**WHAT YOU WILL DO**.
Go through the records underneath and write each one out again exactly.

** START OF THE RECORDS **

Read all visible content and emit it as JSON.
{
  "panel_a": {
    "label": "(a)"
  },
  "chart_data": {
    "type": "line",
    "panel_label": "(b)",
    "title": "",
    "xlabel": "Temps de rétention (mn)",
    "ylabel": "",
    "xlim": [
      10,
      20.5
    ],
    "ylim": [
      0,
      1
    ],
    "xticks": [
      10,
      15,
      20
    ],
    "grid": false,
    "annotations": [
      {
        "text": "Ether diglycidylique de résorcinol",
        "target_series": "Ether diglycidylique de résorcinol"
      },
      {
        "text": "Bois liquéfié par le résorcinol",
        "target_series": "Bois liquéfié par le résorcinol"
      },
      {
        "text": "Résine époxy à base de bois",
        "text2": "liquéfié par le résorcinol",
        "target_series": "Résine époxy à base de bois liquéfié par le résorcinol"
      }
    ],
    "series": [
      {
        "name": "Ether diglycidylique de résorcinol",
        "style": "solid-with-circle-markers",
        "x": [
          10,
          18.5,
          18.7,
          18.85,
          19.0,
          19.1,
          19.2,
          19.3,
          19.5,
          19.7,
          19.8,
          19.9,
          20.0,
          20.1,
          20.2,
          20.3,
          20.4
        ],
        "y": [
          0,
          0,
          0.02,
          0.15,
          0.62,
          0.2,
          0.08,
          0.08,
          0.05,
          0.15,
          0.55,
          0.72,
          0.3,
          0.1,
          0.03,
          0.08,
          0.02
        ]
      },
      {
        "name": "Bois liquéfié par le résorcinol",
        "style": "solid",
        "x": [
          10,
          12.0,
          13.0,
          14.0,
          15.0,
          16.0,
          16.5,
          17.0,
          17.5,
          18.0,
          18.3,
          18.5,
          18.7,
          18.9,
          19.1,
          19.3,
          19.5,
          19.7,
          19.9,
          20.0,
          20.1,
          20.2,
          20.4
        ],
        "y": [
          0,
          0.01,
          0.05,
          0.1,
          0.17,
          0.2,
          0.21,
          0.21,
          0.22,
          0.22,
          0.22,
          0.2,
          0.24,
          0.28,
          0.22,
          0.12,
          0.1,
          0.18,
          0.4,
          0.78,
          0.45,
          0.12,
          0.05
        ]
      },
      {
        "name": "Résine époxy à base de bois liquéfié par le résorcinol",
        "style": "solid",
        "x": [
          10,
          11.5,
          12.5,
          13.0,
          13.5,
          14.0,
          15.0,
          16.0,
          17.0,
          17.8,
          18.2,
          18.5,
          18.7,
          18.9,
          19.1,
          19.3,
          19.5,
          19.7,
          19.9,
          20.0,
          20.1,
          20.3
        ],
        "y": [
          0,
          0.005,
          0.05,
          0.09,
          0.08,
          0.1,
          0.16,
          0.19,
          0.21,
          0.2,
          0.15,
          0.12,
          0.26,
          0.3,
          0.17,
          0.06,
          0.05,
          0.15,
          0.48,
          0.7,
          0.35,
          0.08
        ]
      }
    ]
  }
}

** END OF THE RECORDS **

**WRITTEN RESPONSE**.
Read all visible content and emit it as JSON.
{
  "panel_a": {
    "label": "(a)"
  },
  "chart_data": {
    "type": "line",
    "panel_label": "(b)",
    "title": "",
    "xlabel": "Temps de rétention (mn)",
    "ylabel": "",
    "xlim": [
      10,
      20.5
    ],
    "ylim": [
      0,
      1
    ],
    "xticks": [
      10,
      15,
      20
    ],
    "grid": false,
    "annotations": [
      {
        "text": "Ether diglycidylique de résorcinol",
        "target_series": "Ether diglycidylique de résorcinol"
      },
      {
        "text": "Bois liquéfié par le résorcinol",
        "target_series": "Bois liquéfié par le résorcinol"
      },
      {
        "text": "Résine époxy à base de bois",
        "text2": "liquéfié par le résorcinol",
        "target_series": "Résine époxy à base de bois liquéfié par le résorcinol"
      }
    ],
    "series": [
      {
        "name": "Ether diglycidylique de résorcinol",
        "style": "solid-with-circle-markers",
        "x": [
          10,
          18.5,
          18.7,
          18.85,
          19.0,
          19.1,
          19.2,
          19.3,
          19.5,
          19.7,
          19.8,
          19.9,
          20.0,
          20.1,
          20.2,
          20.3,
          20.4
        ],
        "y": [
          0,
          0,
          0.02,
          0.15,
          0.62,
          0.2,
          0.08,
          0.08,
          0.05,
          0.15,
          0.55,
          0.72,
          0.3,
          0.1,
          0.03,
          0.08,
          0.02
        ]
      },
      {
        "name": "Bois liquéfié par le résorcinol",
        "style": "solid",
        "x": [
          10,
          12.0,
          13.0,
          14.0,
          15.0,
          16.0,
          16.5,
          17.0,
          17.5,
          18.0,
          18.3,
          18.5,
          18.7,
          18.9,
          19.1,
          19.3,
          19.5,
          19.7,
          19.9,
          20.0,
          20.1,
          20.2,
          20.4
        ],
        "y": [
          0,
          0.01,
          0.05,
          0.1,
          0.17,
          0.2,
          0.21,
          0.21,
          0.22,
          0.22,
          0.22,
          0.2,
          0.24,
          0.28,
          0.22,
          0.12,
          0.1,
          0.18,
          0.4,
          0.78,
          0.45,
          0.12,
          0.05
        ]
      },
      {
        "name": "Résine époxy à base de bois liquéfié par le résorcinol",
        "style": "solid",
        "x": [
          10,
          11.5,
          12.5,
          13.0,
          13.5,
          14.0,
          15.0,
          16.0,
          17.0,
          17.8,
          18.2,
          18.5,
          18.7,
          18.9,
          19.1,
          19.3,
          19.5,
          19.7,
          19.9,
          20.0,
          20.1,
          20.3
        ],
        "y": [
          0,
          0.005,
          0.05,
          0.09,
          0.08,
          0.1,
          0.16,
          0.19,
          0.21,
          0.2,
          0.15,
          0.12,
          0.26,
          0.3,
          0.17,
          0.06,
          0.05,
          0.15,
          0.48,
          0.7,
          0.35,
          0.08
        ]
      }
    ]
  }
}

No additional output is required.